>> begin DATASET EXCERPTS

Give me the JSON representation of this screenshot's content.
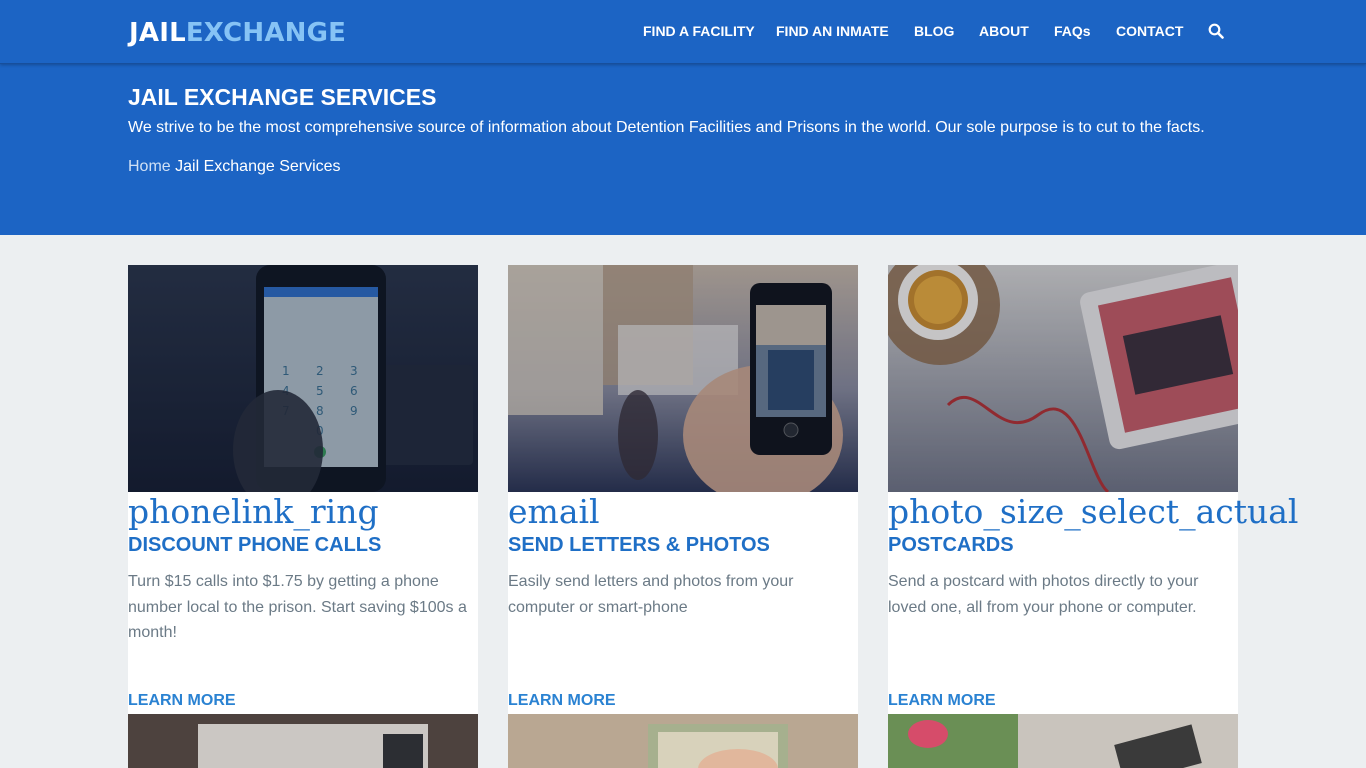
{
  "header": {
    "logo_part1": "JAIL",
    "logo_part2": "EXCHANGE",
    "nav": [
      {
        "label": "FIND A FACILITY"
      },
      {
        "label": "FIND AN INMATE"
      },
      {
        "label": "BLOG"
      },
      {
        "label": "ABOUT"
      },
      {
        "label": "FAQs"
      },
      {
        "label": "CONTACT"
      }
    ],
    "search_icon": "search-icon"
  },
  "hero": {
    "title": "JAIL EXCHANGE SERVICES",
    "description": "We strive to be the most comprehensive source of information about Detention Facilities and Prisons in the world. Our sole purpose is to cut to the facts.",
    "breadcrumb_home": "Home",
    "breadcrumb_current": "Jail Exchange Services"
  },
  "cards": [
    {
      "icon_text": "phonelink_ring",
      "heading": "DISCOUNT PHONE CALLS",
      "text": "Turn $15 calls into $1.75 by getting a phone number local to the prison. Start saving $100s a month!",
      "link": "LEARN MORE"
    },
    {
      "icon_text": "email",
      "heading": "SEND LETTERS & PHOTOS",
      "text": "Easily send letters and photos from your computer or smart-phone",
      "link": "LEARN MORE"
    },
    {
      "icon_text": "photo_size_select_actual",
      "heading": "POSTCARDS",
      "text": "Send a postcard with photos directly to your loved one, all from your phone or computer.",
      "link": "LEARN MORE"
    }
  ],
  "colors": {
    "brand_blue": "#1c64c4",
    "logo_accent": "#86c3f5",
    "link_blue": "#2a82d2",
    "page_bg": "#eceff1"
  }
}
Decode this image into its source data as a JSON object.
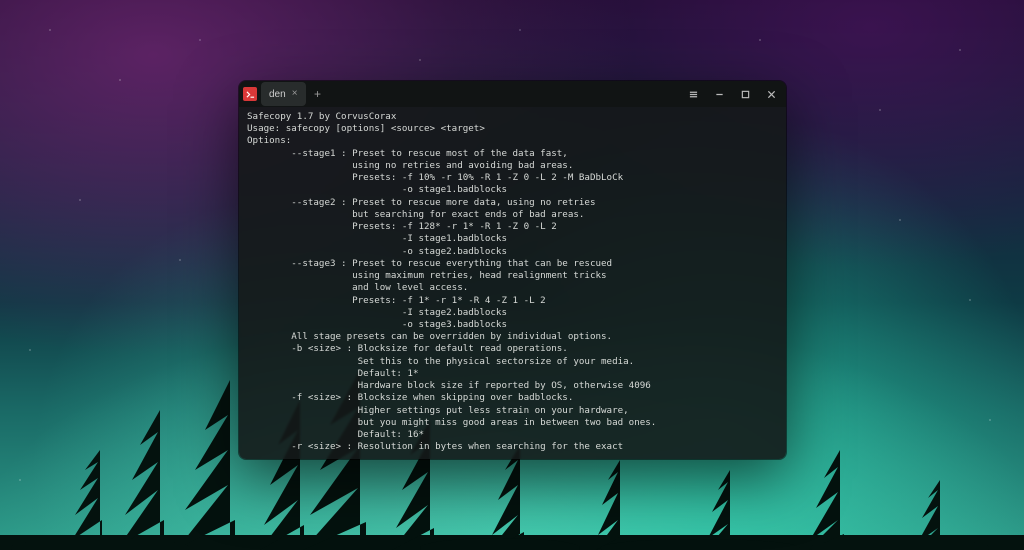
{
  "titlebar": {
    "tab_label": "den",
    "new_tab_tooltip": "+"
  },
  "terminal": {
    "lines": [
      "Safecopy 1.7 by CorvusCorax",
      "Usage: safecopy [options] <source> <target>",
      "Options:",
      "        --stage1 : Preset to rescue most of the data fast,",
      "                   using no retries and avoiding bad areas.",
      "                   Presets: -f 10% -r 10% -R 1 -Z 0 -L 2 -M BaDbLoCk",
      "                            -o stage1.badblocks",
      "        --stage2 : Preset to rescue more data, using no retries",
      "                   but searching for exact ends of bad areas.",
      "                   Presets: -f 128* -r 1* -R 1 -Z 0 -L 2",
      "                            -I stage1.badblocks",
      "                            -o stage2.badblocks",
      "        --stage3 : Preset to rescue everything that can be rescued",
      "                   using maximum retries, head realignment tricks",
      "                   and low level access.",
      "                   Presets: -f 1* -r 1* -R 4 -Z 1 -L 2",
      "                            -I stage2.badblocks",
      "                            -o stage3.badblocks",
      "        All stage presets can be overridden by individual options.",
      "        -b <size> : Blocksize for default read operations.",
      "                    Set this to the physical sectorsize of your media.",
      "                    Default: 1*",
      "                    Hardware block size if reported by OS, otherwise 4096",
      "        -f <size> : Blocksize when skipping over badblocks.",
      "                    Higher settings put less strain on your hardware,",
      "                    but you might miss good areas in between two bad ones.",
      "                    Default: 16*",
      "        -r <size> : Resolution in bytes when searching for the exact"
    ]
  },
  "colors": {
    "terminal_fg": "#d6d9d6",
    "terminal_bg": "rgba(20,24,24,0.9)",
    "app_icon_bg": "#d93838"
  }
}
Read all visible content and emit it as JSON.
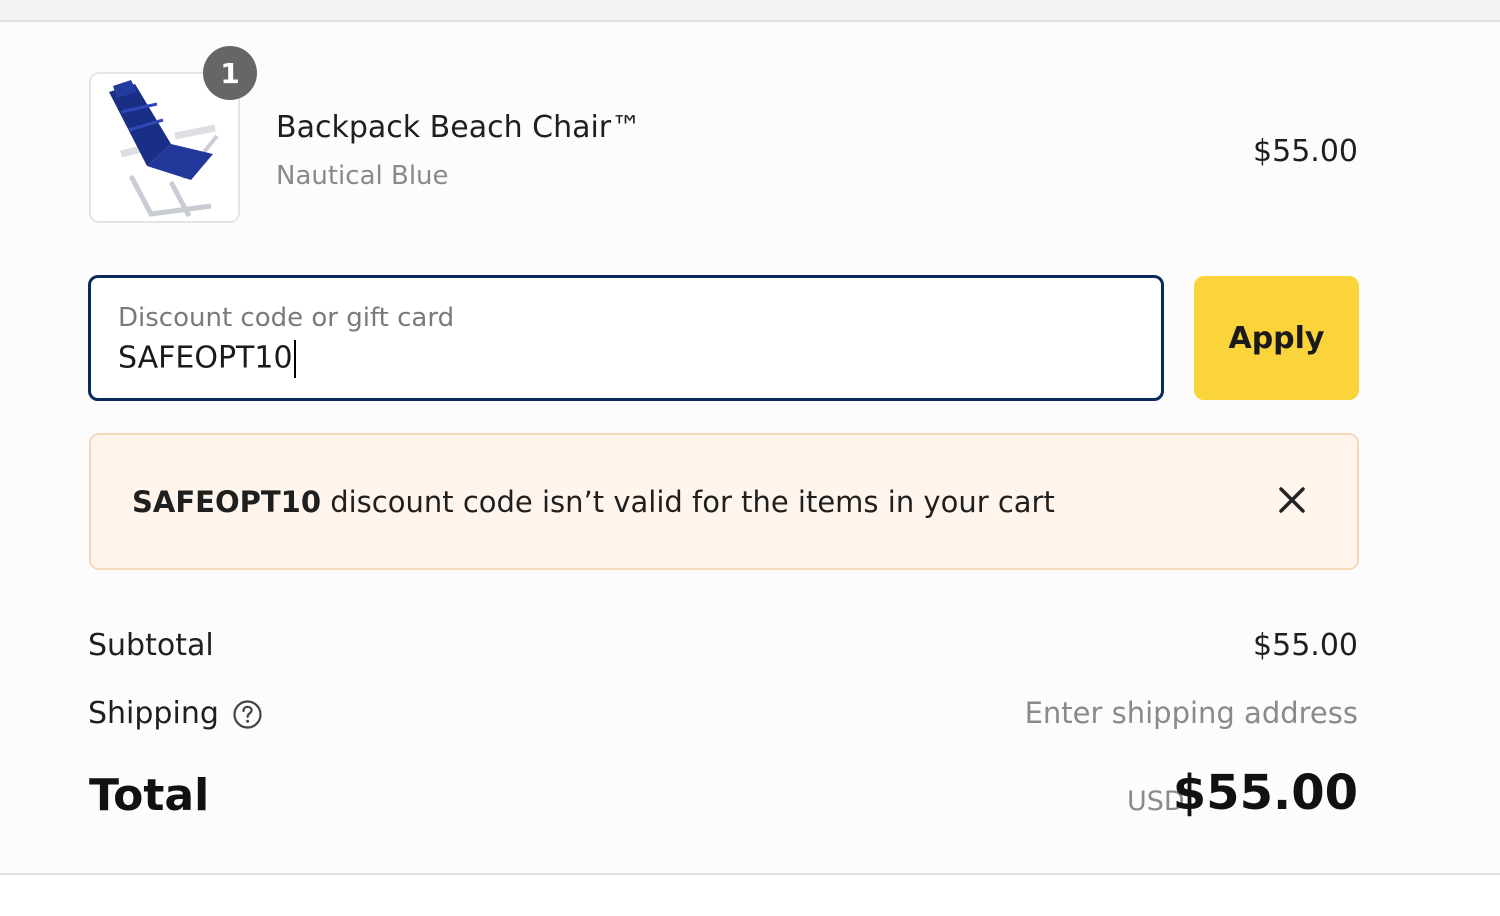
{
  "cart": {
    "items": [
      {
        "quantity": "1",
        "name": "Backpack Beach Chair™",
        "variant": "Nautical Blue",
        "price": "$55.00"
      }
    ]
  },
  "discount": {
    "placeholder": "Discount code or gift card",
    "value": "SAFEOPT10",
    "apply_label": "Apply",
    "error": {
      "code": "SAFEOPT10",
      "message": " discount code isn’t valid for the items in your cart"
    }
  },
  "totals": {
    "subtotal_label": "Subtotal",
    "subtotal_value": "$55.00",
    "shipping_label": "Shipping",
    "shipping_value": "Enter shipping address",
    "total_label": "Total",
    "currency": "USD",
    "total_value": "$55.00"
  },
  "colors": {
    "accent_button": "#fbd33a",
    "input_border": "#0a2a5c",
    "error_background": "#fff5ec",
    "error_border": "#f6d9b8",
    "product_blue": "#1b2e86"
  },
  "icons": {
    "close": "close-icon",
    "help": "help-circle-icon",
    "product": "beach-chair-image"
  }
}
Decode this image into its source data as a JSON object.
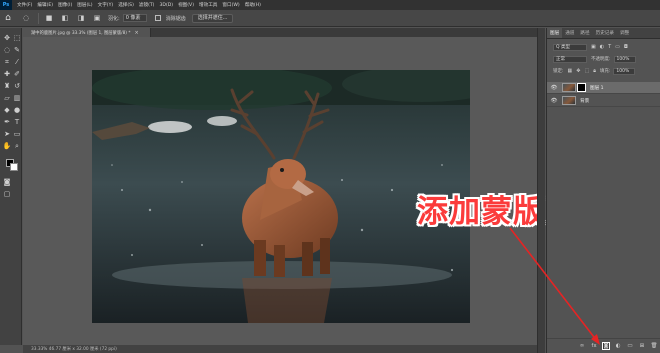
{
  "menubar": {
    "logo": "Ps",
    "items": [
      "文件(F)",
      "编辑(E)",
      "图像(I)",
      "图层(L)",
      "文字(Y)",
      "选择(S)",
      "滤镜(T)",
      "3D(D)",
      "视图(V)",
      "增效工具",
      "窗口(W)",
      "帮助(H)"
    ]
  },
  "options": {
    "feather_label": "羽化:",
    "feather_value": "0 像素",
    "antialias_label": "消除锯齿",
    "select_mask_button": "选择并遮住..."
  },
  "document": {
    "tab_title": "湖中的鹿图片.jpg @ 33.3% (图层 1, 图层蒙版/8) *",
    "close_glyph": "×",
    "status": "33.33%   46.77 厘米 x 32.00 厘米 (72 ppi)"
  },
  "callout": {
    "text": "添加蒙版",
    "color": "#fb3b3b"
  },
  "layers_panel": {
    "tabs": [
      "图层",
      "通道",
      "路径",
      "历史记录",
      "调整"
    ],
    "active_tab": "图层",
    "kind_filter": "Q 类型",
    "blend_mode": "正常",
    "opacity_label": "不透明度:",
    "opacity_value": "100%",
    "lock_label": "锁定:",
    "fill_label": "填充:",
    "fill_value": "100%",
    "layers": [
      {
        "name": "图层 1",
        "selected": true,
        "has_mask": true
      },
      {
        "name": "背景",
        "selected": false,
        "has_mask": false
      }
    ]
  },
  "icons": {
    "eye": "eye-icon",
    "add_mask": "add-layer-mask-icon"
  }
}
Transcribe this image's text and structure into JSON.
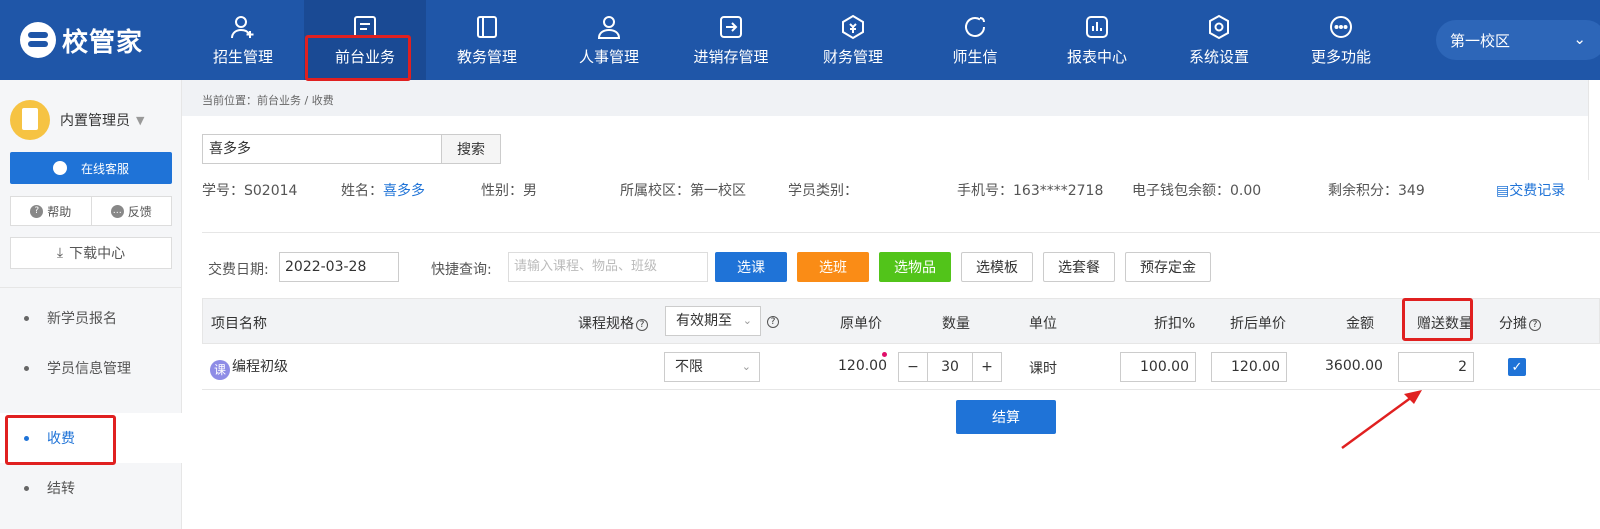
{
  "app": {
    "logo_text": "校管家"
  },
  "nav": {
    "items": [
      {
        "label": "招生管理",
        "icon": "user-plus-icon"
      },
      {
        "label": "前台业务",
        "icon": "front-desk-icon"
      },
      {
        "label": "教务管理",
        "icon": "book-icon"
      },
      {
        "label": "人事管理",
        "icon": "person-icon"
      },
      {
        "label": "进销存管理",
        "icon": "inventory-icon"
      },
      {
        "label": "财务管理",
        "icon": "finance-icon"
      },
      {
        "label": "师生信",
        "icon": "message-icon"
      },
      {
        "label": "报表中心",
        "icon": "report-icon"
      },
      {
        "label": "系统设置",
        "icon": "settings-icon"
      },
      {
        "label": "更多功能",
        "icon": "more-icon"
      }
    ],
    "campus": "第一校区"
  },
  "sidebar": {
    "user_name": "内置管理员",
    "service_btn": "在线客服",
    "help": "帮助",
    "feedback": "反馈",
    "download": "下载中心",
    "items": [
      {
        "label": "新学员报名"
      },
      {
        "label": "学员信息管理"
      },
      {
        "label": "收费"
      },
      {
        "label": "结转"
      }
    ]
  },
  "main": {
    "breadcrumb": "当前位置：前台业务 / 收费",
    "search_value": "喜多多",
    "search_btn": "搜索",
    "student": {
      "id_label": "学号：",
      "id_value": "S02014",
      "name_label": "姓名：",
      "name_value": "喜多多",
      "gender": "性别：男",
      "campus": "所属校区：第一校区",
      "category": "学员类别：",
      "phone": "手机号：163****2718",
      "wallet": "电子钱包余额：0.00",
      "points": "剩余积分：349",
      "record_link": "交费记录"
    },
    "pay_date_label": "交费日期:",
    "pay_date_value": "2022-03-28",
    "quick_label": "快捷查询:",
    "quick_placeholder": "请输入课程、物品、班级",
    "buttons": {
      "select_course": "选课",
      "select_class": "选班",
      "select_item": "选物品",
      "select_template": "选模板",
      "select_package": "选套餐",
      "deposit": "预存定金"
    },
    "table": {
      "headers": {
        "name": "项目名称",
        "spec": "课程规格",
        "validity": "有效期至",
        "orig_price": "原单价",
        "qty": "数量",
        "unit": "单位",
        "discount": "折扣%",
        "disc_price": "折后单价",
        "amount": "金额",
        "gift_qty": "赠送数量",
        "split": "分摊"
      },
      "rows": [
        {
          "badge": "课",
          "name": "编程初级",
          "validity": "不限",
          "orig_price": "120.00",
          "qty": "30",
          "unit": "课时",
          "discount": "100.00",
          "disc_price": "120.00",
          "amount": "3600.00",
          "gift_qty": "2",
          "split": true
        }
      ]
    },
    "settle_btn": "结算"
  },
  "colors": {
    "primary": "#1f73d7",
    "topbar": "#1f56a8",
    "highlight": "#e02020",
    "orange": "#fa8c16",
    "green": "#52c41a"
  }
}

>> end DATASET EXCERPTS

▶ [PROBLEM] From the data above, pick out each line containing "most" and copy it.

▶ [RESPONSE BELOW]
    "description": "We strive to be the most comprehensive source of information about Detention Facilities and Prisons in the world. Our sole purpose is to cut to the facts.",
      "        --stage1 : Preset to rescue most of the data fast,",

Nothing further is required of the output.